→ **Prompt**
The entries below are to be repeated exactly as they stand.

→ **Material shown**
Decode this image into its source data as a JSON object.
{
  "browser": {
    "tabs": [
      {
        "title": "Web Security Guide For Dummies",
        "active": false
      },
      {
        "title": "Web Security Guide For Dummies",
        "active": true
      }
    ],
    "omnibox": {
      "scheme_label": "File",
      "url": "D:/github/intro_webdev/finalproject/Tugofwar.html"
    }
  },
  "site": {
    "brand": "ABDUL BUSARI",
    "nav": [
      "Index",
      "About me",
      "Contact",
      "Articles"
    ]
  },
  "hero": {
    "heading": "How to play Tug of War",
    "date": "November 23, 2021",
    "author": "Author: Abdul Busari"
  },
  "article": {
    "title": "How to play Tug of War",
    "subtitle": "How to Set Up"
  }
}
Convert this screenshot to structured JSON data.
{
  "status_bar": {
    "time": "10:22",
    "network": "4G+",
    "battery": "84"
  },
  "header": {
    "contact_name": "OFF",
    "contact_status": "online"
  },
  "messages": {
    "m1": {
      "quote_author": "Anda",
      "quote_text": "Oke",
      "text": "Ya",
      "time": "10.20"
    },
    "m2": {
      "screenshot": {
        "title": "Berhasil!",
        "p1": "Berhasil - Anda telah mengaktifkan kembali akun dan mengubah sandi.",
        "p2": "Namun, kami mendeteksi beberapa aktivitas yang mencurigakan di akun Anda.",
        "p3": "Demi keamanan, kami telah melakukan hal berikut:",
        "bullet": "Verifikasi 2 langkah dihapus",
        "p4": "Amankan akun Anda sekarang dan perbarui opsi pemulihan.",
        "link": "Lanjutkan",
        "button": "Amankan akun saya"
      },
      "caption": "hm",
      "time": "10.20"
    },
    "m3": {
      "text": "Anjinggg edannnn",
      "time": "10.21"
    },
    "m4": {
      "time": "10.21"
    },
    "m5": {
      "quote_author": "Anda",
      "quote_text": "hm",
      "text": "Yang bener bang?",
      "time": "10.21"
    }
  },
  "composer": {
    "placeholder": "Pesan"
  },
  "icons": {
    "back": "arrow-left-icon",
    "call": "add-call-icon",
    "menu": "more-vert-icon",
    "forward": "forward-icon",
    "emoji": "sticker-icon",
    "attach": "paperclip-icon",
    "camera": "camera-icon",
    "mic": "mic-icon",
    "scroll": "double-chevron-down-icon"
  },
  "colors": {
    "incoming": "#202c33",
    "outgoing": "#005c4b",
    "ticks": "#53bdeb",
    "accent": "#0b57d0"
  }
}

→ **Right answer**
Decode this image into its source data as a JSON object.
{
  "browser": {
    "tabs": [
      {
        "title": "Web Security Guide For Dummies",
        "active": false
      },
      {
        "title": "Web Security Guide For Dummies",
        "active": true
      }
    ],
    "omnibox": {
      "scheme_label": "File",
      "url": "D:/github/intro_webdev/finalproject/Tugofwar.html"
    }
  },
  "site": {
    "brand": "ABDUL BUSARI",
    "nav": [
      "Index",
      "About me",
      "Contact",
      "Articles"
    ]
  },
  "hero": {
    "heading": "How to play Tug of War",
    "date": "November 23, 2021",
    "author": "Author: Abdul Busari"
  },
  "article": {
    "title": "How to play Tug of War",
    "subtitle": "How to Set Up"
  }
}
Convert this screenshot to structured JSON data.
{
  "status_bar": {
    "time": "10:22",
    "network": "4G+",
    "battery": "84"
  },
  "header": {
    "contact_name": "OFF",
    "contact_status": "online"
  },
  "messages": {
    "m1": {
      "quote_author": "Anda",
      "quote_text": "Oke",
      "text": "Ya",
      "time": "10.20"
    },
    "m2": {
      "screenshot": {
        "title": "Berhasil!",
        "p1": "Berhasil - Anda telah mengaktifkan kembali akun dan mengubah sandi.",
        "p2": "Namun, kami mendeteksi beberapa aktivitas yang mencurigakan di akun Anda.",
        "p3": "Demi keamanan, kami telah melakukan hal berikut:",
        "bullet": "Verifikasi 2 langkah dihapus",
        "p4": "Amankan akun Anda sekarang dan perbarui opsi pemulihan.",
        "link": "Lanjutkan",
        "button": "Amankan akun saya"
      },
      "caption": "hm",
      "time": "10.20"
    },
    "m3": {
      "text": "Anjinggg edannnn",
      "time": "10.21"
    },
    "m4": {
      "time": "10.21"
    },
    "m5": {
      "quote_author": "Anda",
      "quote_text": "hm",
      "text": "Yang bener bang?",
      "time": "10.21"
    }
  },
  "composer": {
    "placeholder": "Pesan"
  },
  "icons": {
    "back": "arrow-left-icon",
    "call": "add-call-icon",
    "menu": "more-vert-icon",
    "forward": "forward-icon",
    "emoji": "sticker-icon",
    "attach": "paperclip-icon",
    "camera": "camera-icon",
    "mic": "mic-icon",
    "scroll": "double-chevron-down-icon"
  },
  "colors": {
    "incoming": "#202c33",
    "outgoing": "#005c4b",
    "ticks": "#53bdeb",
    "accent": "#0b57d0"
  }
}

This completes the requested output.